• _Task statement_
Locate the lines where "purchases" occurs and copy them as they stand.

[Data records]
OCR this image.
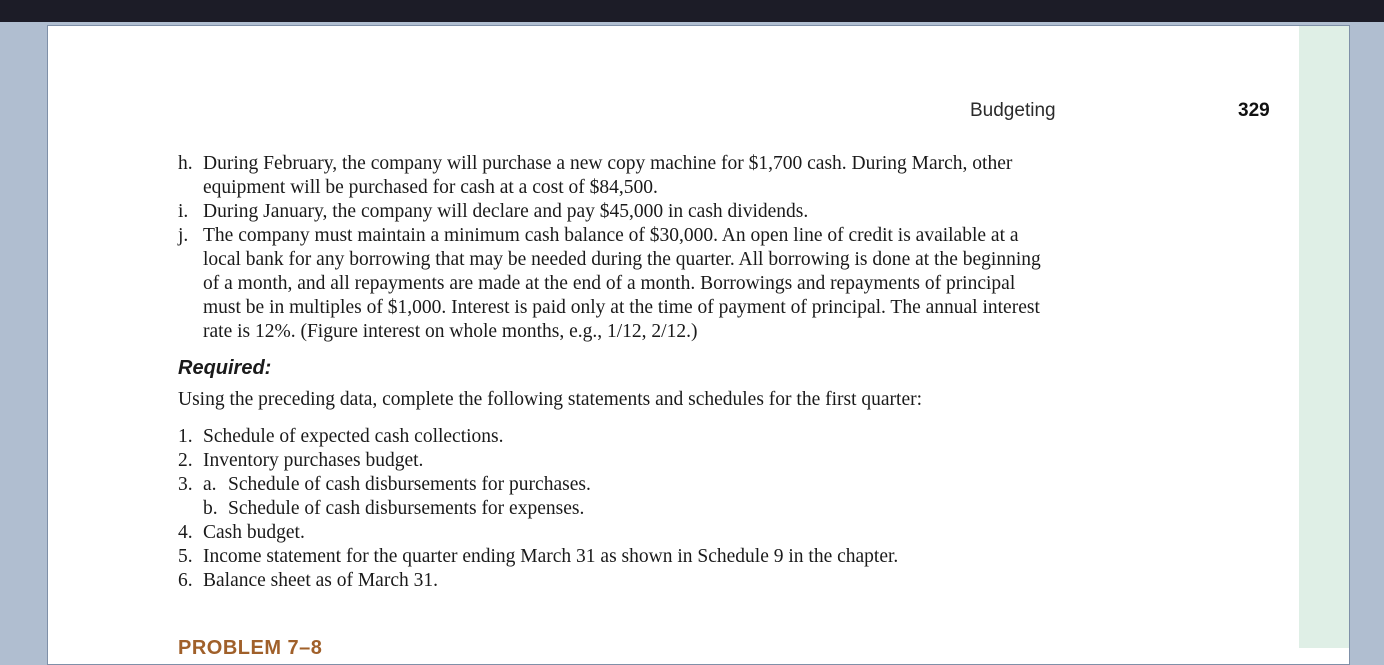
Budgeting	329
h. During February, the company will purchase a new copy machine for $1,700 cash. During March, other equipment will be purchased for cash at a cost of $84,500.
i. During January, the company will declare and pay $45,000 in cash dividends.
j. The company must maintain a minimum cash balance of $30,000. An open line of credit is available at a local bank for any borrowing that may be needed during the quarter. All borrowing is done at the beginning of a month, and all repayments are made at the end of a month. Borrowings and repayments of principal must be in multiples of $1,000. Interest is paid only at the time of payment of principal. The annual interest rate is 12%. (Figure interest on whole months, e.g., 1/12, 2/12.)
Required:
Using the preceding data, complete the following statements and schedules for the first quarter:
1. Schedule of expected cash collections.
2. Inventory purchases budget.
3. a. Schedule of cash disbursements for purchases.
b. Schedule of cash disbursements for expenses.
4. Cash budget.
5. Income statement for the quarter ending March 31 as shown in Schedule 9 in the chapter.
6. Balance sheet as of March 31.
PROBLEM 7–8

• _Answer for this exercise_
2. Inventory purchases budget.
3. a. Schedule of cash disbursements for purchases.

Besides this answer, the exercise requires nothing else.